» WRITTEN TASK
Say how many lines include "Temperatur", with no words around the number.

» PROVIDED DATA
-- -- --

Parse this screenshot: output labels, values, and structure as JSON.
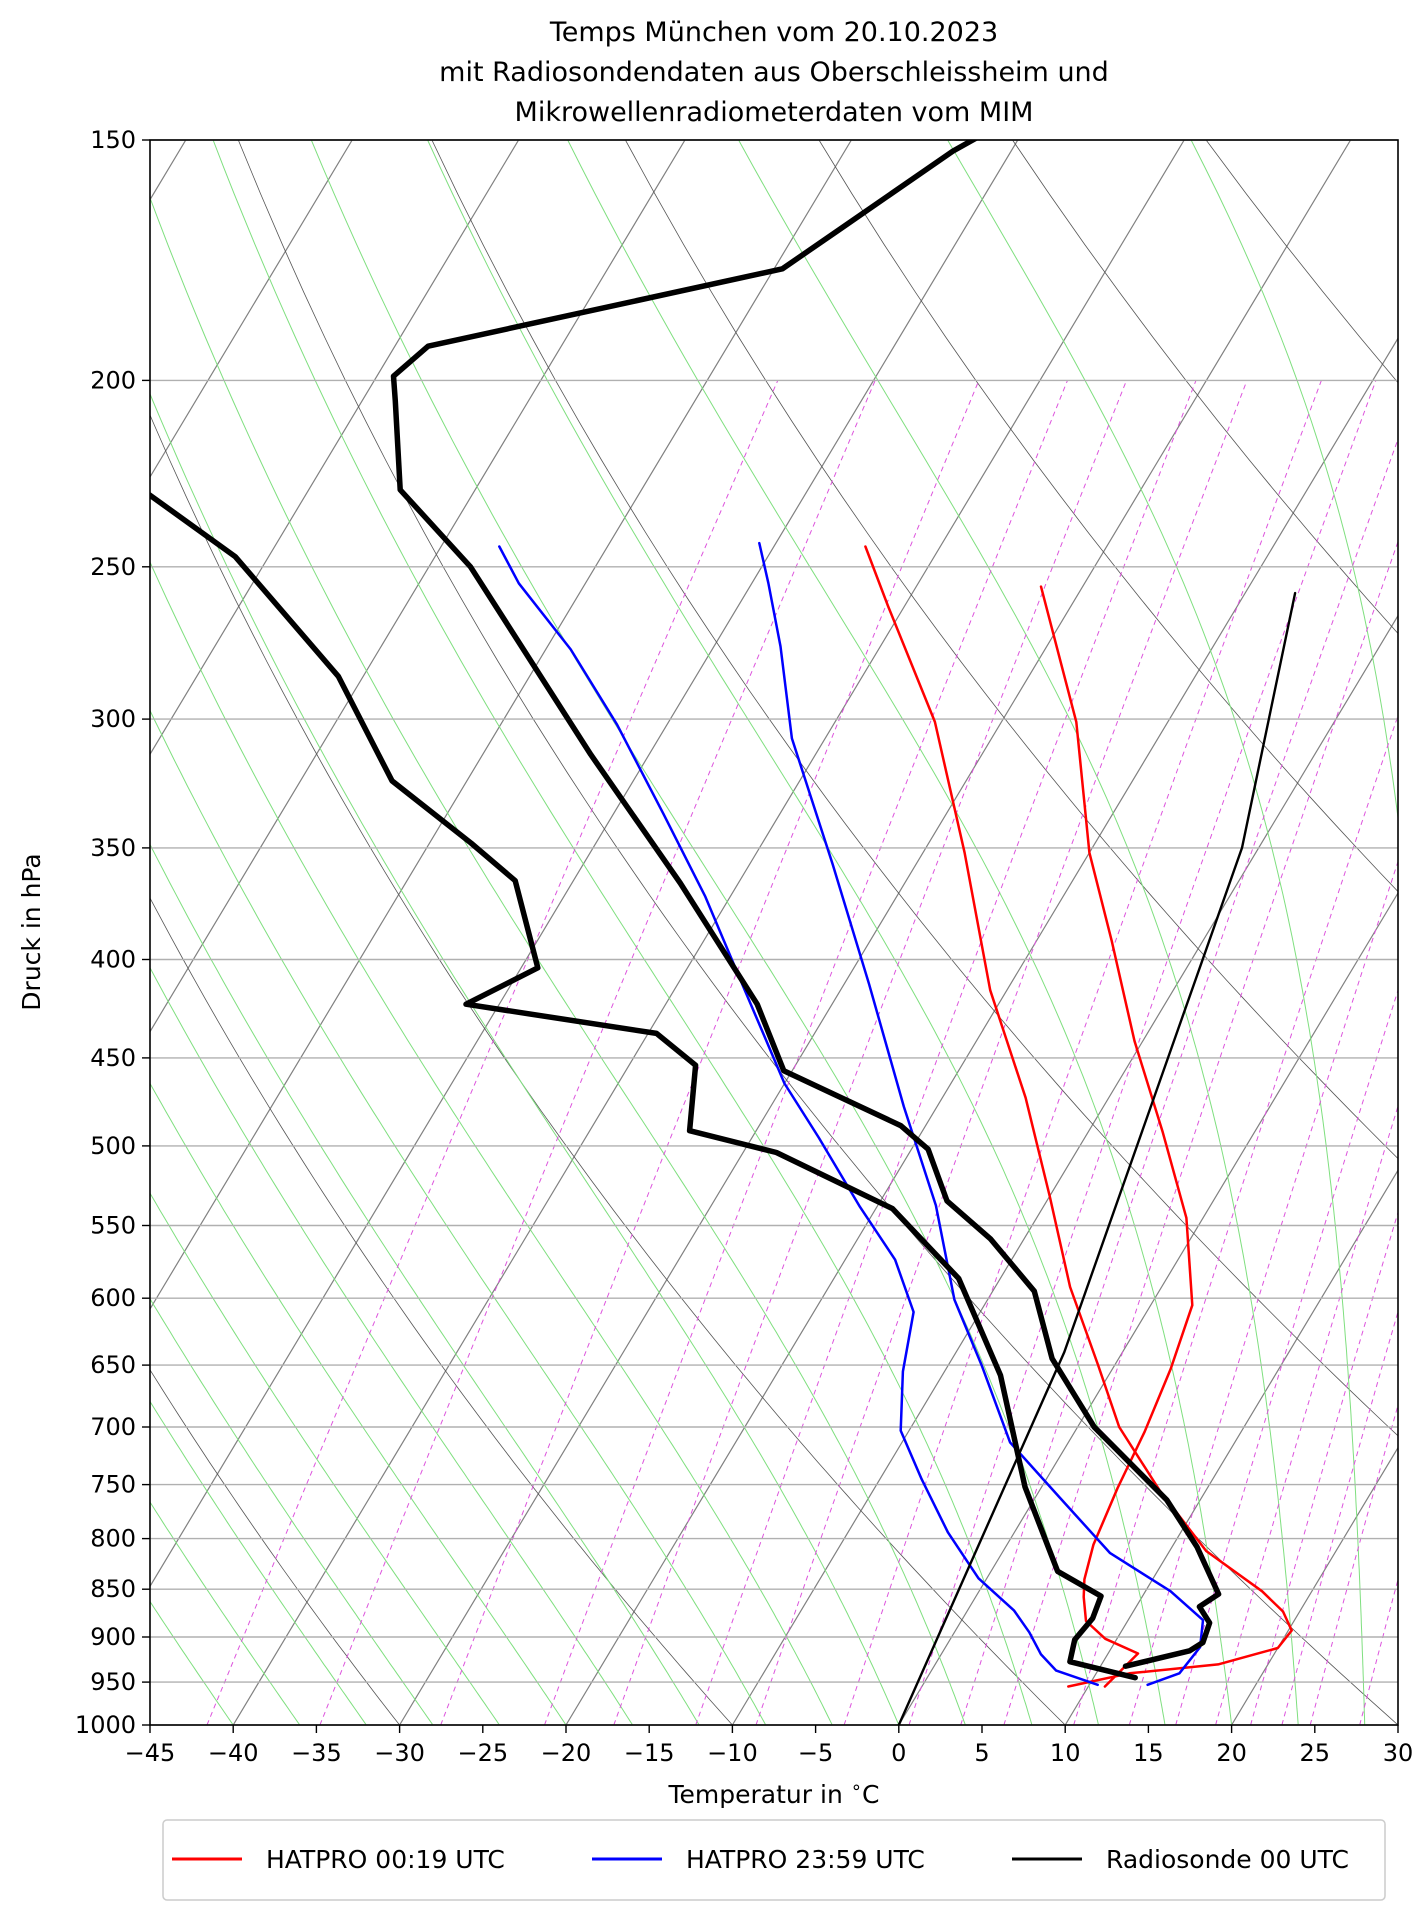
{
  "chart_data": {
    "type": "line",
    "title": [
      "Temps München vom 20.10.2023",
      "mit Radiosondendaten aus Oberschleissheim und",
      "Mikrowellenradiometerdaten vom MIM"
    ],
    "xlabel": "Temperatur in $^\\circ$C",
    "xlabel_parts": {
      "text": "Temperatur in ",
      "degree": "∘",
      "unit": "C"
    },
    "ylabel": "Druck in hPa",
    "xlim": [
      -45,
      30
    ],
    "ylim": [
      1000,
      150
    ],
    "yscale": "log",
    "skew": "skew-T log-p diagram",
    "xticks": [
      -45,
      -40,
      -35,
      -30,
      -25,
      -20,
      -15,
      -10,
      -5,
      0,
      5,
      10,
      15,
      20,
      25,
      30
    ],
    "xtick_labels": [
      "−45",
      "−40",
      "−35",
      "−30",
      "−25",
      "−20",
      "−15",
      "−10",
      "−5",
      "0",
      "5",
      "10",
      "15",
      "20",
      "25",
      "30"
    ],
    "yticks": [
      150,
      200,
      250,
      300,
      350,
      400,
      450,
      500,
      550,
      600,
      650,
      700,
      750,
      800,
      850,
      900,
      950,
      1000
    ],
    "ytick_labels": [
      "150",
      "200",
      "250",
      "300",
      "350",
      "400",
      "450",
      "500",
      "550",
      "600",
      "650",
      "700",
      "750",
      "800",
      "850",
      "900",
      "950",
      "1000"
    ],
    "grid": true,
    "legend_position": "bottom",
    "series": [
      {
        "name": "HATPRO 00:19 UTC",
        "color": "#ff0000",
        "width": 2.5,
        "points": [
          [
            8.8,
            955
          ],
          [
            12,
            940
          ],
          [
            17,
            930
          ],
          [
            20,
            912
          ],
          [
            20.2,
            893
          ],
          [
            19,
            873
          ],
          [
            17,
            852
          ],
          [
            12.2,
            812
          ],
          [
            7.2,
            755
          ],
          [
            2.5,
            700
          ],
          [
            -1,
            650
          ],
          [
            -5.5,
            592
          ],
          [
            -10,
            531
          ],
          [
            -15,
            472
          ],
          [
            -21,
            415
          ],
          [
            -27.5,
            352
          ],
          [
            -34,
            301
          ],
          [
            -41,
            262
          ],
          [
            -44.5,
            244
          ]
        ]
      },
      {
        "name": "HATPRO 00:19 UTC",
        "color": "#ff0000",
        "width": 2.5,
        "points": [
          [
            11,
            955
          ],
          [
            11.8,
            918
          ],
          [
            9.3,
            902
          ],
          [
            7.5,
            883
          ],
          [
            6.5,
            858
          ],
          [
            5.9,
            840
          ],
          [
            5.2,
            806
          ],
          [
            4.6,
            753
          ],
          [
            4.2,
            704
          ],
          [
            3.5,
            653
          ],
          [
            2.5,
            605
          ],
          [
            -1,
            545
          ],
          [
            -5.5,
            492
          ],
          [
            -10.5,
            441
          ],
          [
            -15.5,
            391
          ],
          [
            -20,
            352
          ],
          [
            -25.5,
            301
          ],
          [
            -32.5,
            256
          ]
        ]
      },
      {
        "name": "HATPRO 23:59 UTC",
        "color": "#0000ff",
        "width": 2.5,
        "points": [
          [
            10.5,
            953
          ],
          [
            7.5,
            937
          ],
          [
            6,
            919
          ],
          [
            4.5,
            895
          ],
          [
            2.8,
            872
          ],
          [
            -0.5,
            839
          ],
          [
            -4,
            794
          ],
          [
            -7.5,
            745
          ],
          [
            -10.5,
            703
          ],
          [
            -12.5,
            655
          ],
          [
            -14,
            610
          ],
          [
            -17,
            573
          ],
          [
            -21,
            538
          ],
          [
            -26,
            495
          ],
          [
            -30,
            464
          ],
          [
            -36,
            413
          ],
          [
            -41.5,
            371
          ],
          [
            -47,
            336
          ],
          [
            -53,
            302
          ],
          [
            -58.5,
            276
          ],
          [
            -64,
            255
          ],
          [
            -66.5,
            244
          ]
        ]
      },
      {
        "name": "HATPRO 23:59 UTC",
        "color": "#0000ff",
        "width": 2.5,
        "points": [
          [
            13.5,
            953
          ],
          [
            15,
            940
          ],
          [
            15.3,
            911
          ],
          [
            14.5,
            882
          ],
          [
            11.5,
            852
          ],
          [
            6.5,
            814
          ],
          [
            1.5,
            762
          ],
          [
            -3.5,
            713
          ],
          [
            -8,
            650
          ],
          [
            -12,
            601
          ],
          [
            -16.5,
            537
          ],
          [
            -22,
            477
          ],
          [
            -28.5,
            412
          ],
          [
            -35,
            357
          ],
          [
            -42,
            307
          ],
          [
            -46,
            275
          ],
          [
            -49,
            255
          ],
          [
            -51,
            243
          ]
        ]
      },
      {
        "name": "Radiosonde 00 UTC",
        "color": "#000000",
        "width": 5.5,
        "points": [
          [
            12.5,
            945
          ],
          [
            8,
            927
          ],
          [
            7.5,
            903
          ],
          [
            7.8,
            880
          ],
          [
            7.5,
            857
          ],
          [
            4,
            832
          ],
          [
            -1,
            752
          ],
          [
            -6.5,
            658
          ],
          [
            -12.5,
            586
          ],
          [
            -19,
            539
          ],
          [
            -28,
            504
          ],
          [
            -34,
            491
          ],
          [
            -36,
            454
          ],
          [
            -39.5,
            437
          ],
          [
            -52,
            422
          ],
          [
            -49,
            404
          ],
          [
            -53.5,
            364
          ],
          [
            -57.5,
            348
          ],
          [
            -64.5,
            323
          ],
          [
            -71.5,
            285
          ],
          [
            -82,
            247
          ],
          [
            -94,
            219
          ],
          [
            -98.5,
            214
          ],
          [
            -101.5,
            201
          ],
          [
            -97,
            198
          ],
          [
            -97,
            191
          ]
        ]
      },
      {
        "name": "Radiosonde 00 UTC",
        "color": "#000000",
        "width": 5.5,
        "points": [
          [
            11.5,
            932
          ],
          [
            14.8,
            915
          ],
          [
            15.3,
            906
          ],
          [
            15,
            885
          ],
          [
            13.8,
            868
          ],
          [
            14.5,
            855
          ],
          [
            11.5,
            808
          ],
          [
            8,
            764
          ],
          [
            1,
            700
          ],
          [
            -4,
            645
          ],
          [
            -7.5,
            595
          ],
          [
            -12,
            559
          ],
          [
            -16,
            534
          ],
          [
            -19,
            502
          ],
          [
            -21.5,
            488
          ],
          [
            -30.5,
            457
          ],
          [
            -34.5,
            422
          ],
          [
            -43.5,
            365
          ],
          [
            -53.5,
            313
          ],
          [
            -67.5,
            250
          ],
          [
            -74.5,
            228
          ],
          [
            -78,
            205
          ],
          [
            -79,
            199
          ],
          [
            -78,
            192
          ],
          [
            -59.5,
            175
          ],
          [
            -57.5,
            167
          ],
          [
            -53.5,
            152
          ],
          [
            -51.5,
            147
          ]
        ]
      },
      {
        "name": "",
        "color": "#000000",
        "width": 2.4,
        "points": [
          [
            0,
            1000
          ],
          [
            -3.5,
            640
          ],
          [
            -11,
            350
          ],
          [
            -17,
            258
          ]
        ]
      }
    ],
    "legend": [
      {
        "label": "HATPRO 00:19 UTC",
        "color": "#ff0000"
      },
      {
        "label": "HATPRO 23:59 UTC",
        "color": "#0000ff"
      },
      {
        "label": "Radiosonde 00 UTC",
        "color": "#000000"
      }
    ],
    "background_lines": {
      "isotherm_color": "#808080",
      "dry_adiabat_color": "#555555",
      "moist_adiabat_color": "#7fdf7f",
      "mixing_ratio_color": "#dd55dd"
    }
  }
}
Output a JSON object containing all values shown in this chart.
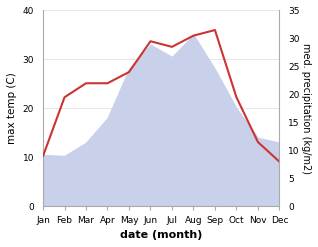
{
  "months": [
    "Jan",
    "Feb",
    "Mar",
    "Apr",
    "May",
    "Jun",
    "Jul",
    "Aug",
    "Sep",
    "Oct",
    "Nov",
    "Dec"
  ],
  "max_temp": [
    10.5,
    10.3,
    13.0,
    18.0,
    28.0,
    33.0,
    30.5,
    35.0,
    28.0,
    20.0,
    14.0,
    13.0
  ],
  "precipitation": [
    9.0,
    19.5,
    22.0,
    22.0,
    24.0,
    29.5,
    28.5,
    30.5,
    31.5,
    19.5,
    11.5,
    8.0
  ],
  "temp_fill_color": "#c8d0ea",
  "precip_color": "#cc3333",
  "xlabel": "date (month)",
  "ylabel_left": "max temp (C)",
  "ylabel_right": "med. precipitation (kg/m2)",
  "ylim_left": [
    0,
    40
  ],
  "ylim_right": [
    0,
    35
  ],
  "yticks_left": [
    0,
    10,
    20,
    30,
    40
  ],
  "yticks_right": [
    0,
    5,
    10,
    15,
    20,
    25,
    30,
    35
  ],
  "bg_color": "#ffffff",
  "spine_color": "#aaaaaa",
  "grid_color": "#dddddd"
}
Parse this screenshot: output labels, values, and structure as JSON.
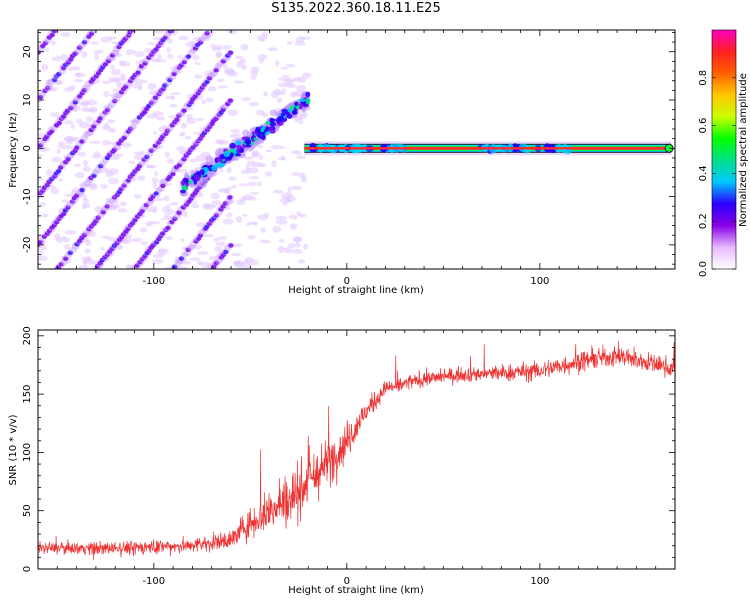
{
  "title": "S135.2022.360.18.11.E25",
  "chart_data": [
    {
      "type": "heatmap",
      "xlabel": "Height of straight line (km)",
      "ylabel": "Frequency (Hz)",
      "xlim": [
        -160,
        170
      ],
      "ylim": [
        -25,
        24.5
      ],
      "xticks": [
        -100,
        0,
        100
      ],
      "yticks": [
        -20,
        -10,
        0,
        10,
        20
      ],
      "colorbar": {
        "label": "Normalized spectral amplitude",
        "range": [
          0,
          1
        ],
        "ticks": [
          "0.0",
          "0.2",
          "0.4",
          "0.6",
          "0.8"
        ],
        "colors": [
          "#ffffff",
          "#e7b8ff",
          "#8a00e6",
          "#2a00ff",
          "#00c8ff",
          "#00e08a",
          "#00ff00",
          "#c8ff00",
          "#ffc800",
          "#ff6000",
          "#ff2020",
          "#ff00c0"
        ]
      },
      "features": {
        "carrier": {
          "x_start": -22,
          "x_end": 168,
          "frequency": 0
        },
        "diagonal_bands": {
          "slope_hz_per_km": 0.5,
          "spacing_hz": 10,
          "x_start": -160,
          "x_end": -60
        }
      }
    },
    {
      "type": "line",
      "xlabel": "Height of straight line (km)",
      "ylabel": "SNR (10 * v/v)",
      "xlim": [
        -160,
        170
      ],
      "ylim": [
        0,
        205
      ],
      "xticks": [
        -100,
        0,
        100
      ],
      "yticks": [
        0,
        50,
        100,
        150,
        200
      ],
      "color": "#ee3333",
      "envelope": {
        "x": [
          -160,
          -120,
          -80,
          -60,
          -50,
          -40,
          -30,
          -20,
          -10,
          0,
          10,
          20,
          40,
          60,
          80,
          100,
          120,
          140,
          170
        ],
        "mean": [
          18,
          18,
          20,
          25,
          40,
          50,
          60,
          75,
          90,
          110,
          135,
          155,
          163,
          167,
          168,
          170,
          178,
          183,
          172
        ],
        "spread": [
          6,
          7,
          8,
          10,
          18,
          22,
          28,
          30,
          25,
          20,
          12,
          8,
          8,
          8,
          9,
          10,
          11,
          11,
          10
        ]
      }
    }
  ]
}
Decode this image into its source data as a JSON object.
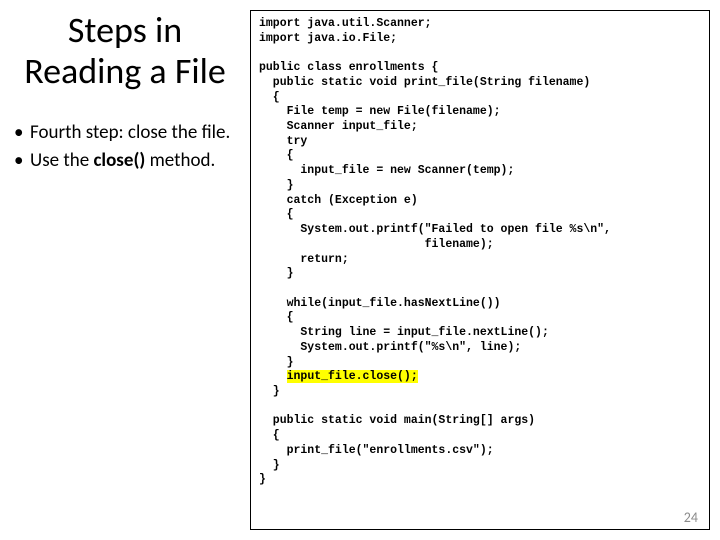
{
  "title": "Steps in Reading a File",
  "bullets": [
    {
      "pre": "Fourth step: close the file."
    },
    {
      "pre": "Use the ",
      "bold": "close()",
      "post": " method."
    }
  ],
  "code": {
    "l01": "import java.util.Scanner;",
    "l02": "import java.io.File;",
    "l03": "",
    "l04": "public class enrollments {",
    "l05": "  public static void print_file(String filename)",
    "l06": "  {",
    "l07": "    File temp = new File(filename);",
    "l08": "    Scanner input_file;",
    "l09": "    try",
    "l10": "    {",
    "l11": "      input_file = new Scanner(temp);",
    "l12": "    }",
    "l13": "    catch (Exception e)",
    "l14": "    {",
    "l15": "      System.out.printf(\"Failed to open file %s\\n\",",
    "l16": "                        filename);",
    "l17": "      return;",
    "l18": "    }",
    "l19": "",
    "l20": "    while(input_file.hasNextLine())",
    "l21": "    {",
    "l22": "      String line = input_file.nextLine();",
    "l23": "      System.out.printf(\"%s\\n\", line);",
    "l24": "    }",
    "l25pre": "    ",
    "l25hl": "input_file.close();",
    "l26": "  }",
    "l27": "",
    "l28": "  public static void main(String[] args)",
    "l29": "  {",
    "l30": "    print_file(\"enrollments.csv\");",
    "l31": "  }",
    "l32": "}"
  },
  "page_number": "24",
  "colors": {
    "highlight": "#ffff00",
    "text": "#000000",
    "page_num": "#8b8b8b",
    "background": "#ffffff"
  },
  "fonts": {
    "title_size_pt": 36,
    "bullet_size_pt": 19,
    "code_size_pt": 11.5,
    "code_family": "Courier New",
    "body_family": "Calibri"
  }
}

-- -- --

» FINAL ANSWER
2